------ LISTED RECORDS

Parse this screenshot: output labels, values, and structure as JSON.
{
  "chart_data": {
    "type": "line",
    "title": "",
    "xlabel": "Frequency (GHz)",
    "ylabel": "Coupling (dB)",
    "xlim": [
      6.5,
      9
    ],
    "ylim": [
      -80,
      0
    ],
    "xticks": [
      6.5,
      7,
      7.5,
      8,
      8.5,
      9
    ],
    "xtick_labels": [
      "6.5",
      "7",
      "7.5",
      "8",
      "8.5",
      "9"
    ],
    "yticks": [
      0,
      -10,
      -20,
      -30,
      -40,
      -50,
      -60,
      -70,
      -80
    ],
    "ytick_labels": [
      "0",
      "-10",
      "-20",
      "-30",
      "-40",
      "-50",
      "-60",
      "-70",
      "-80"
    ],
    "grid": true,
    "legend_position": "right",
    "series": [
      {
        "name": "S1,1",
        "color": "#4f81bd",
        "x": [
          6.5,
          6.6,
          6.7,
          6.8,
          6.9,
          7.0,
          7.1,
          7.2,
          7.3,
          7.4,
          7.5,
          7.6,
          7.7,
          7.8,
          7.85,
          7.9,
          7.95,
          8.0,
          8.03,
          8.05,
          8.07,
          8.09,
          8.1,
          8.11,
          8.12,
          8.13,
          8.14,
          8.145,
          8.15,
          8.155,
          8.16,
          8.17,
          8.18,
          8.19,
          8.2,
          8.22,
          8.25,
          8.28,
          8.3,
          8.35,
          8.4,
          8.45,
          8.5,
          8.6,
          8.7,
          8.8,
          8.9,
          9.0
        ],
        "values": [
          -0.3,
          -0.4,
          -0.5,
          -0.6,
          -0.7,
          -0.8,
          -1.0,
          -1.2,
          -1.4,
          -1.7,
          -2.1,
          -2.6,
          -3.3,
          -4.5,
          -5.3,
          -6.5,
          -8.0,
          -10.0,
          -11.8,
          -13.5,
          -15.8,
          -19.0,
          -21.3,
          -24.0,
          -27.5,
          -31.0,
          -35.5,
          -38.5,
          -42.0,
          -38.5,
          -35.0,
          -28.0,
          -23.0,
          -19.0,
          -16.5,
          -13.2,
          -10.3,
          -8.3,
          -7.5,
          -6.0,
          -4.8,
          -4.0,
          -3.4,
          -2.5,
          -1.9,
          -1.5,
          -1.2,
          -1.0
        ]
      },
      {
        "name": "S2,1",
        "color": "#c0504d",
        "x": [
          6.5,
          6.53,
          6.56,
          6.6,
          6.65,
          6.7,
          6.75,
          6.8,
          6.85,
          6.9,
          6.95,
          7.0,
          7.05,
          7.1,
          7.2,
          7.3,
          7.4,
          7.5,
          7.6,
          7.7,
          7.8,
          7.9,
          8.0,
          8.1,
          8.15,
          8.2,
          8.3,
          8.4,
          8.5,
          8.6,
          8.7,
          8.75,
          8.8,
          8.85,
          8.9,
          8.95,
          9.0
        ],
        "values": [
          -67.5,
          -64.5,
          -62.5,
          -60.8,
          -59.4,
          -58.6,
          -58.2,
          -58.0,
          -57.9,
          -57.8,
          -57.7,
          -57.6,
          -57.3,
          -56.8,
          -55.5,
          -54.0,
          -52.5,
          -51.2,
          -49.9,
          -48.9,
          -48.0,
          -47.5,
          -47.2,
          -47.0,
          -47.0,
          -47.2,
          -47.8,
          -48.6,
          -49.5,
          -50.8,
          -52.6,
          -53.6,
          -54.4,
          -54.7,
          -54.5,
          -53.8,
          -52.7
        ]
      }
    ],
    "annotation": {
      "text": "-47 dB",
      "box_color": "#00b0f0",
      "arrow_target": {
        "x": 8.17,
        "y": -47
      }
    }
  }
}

------------

* _TASK REQUIREMENTS_
Exactly as shown, repeat every record.

* _THE SOLUTION_
Parse this screenshot: output labels, values, and structure as JSON.
{
  "chart_data": {
    "type": "line",
    "title": "",
    "xlabel": "Frequency (GHz)",
    "ylabel": "Coupling (dB)",
    "xlim": [
      6.5,
      9
    ],
    "ylim": [
      -80,
      0
    ],
    "xticks": [
      6.5,
      7,
      7.5,
      8,
      8.5,
      9
    ],
    "xtick_labels": [
      "6.5",
      "7",
      "7.5",
      "8",
      "8.5",
      "9"
    ],
    "yticks": [
      0,
      -10,
      -20,
      -30,
      -40,
      -50,
      -60,
      -70,
      -80
    ],
    "ytick_labels": [
      "0",
      "-10",
      "-20",
      "-30",
      "-40",
      "-50",
      "-60",
      "-70",
      "-80"
    ],
    "grid": true,
    "legend_position": "right",
    "series": [
      {
        "name": "S1,1",
        "color": "#4f81bd",
        "x": [
          6.5,
          6.6,
          6.7,
          6.8,
          6.9,
          7.0,
          7.1,
          7.2,
          7.3,
          7.4,
          7.5,
          7.6,
          7.7,
          7.8,
          7.85,
          7.9,
          7.95,
          8.0,
          8.03,
          8.05,
          8.07,
          8.09,
          8.1,
          8.11,
          8.12,
          8.13,
          8.14,
          8.145,
          8.15,
          8.155,
          8.16,
          8.17,
          8.18,
          8.19,
          8.2,
          8.22,
          8.25,
          8.28,
          8.3,
          8.35,
          8.4,
          8.45,
          8.5,
          8.6,
          8.7,
          8.8,
          8.9,
          9.0
        ],
        "values": [
          -0.3,
          -0.4,
          -0.5,
          -0.6,
          -0.7,
          -0.8,
          -1.0,
          -1.2,
          -1.4,
          -1.7,
          -2.1,
          -2.6,
          -3.3,
          -4.5,
          -5.3,
          -6.5,
          -8.0,
          -10.0,
          -11.8,
          -13.5,
          -15.8,
          -19.0,
          -21.3,
          -24.0,
          -27.5,
          -31.0,
          -35.5,
          -38.5,
          -42.0,
          -38.5,
          -35.0,
          -28.0,
          -23.0,
          -19.0,
          -16.5,
          -13.2,
          -10.3,
          -8.3,
          -7.5,
          -6.0,
          -4.8,
          -4.0,
          -3.4,
          -2.5,
          -1.9,
          -1.5,
          -1.2,
          -1.0
        ]
      },
      {
        "name": "S2,1",
        "color": "#c0504d",
        "x": [
          6.5,
          6.53,
          6.56,
          6.6,
          6.65,
          6.7,
          6.75,
          6.8,
          6.85,
          6.9,
          6.95,
          7.0,
          7.05,
          7.1,
          7.2,
          7.3,
          7.4,
          7.5,
          7.6,
          7.7,
          7.8,
          7.9,
          8.0,
          8.1,
          8.15,
          8.2,
          8.3,
          8.4,
          8.5,
          8.6,
          8.7,
          8.75,
          8.8,
          8.85,
          8.9,
          8.95,
          9.0
        ],
        "values": [
          -67.5,
          -64.5,
          -62.5,
          -60.8,
          -59.4,
          -58.6,
          -58.2,
          -58.0,
          -57.9,
          -57.8,
          -57.7,
          -57.6,
          -57.3,
          -56.8,
          -55.5,
          -54.0,
          -52.5,
          -51.2,
          -49.9,
          -48.9,
          -48.0,
          -47.5,
          -47.2,
          -47.0,
          -47.0,
          -47.2,
          -47.8,
          -48.6,
          -49.5,
          -50.8,
          -52.6,
          -53.6,
          -54.4,
          -54.7,
          -54.5,
          -53.8,
          -52.7
        ]
      }
    ],
    "annotation": {
      "text": "-47 dB",
      "box_color": "#00b0f0",
      "arrow_target": {
        "x": 8.17,
        "y": -47
      }
    }
  }
}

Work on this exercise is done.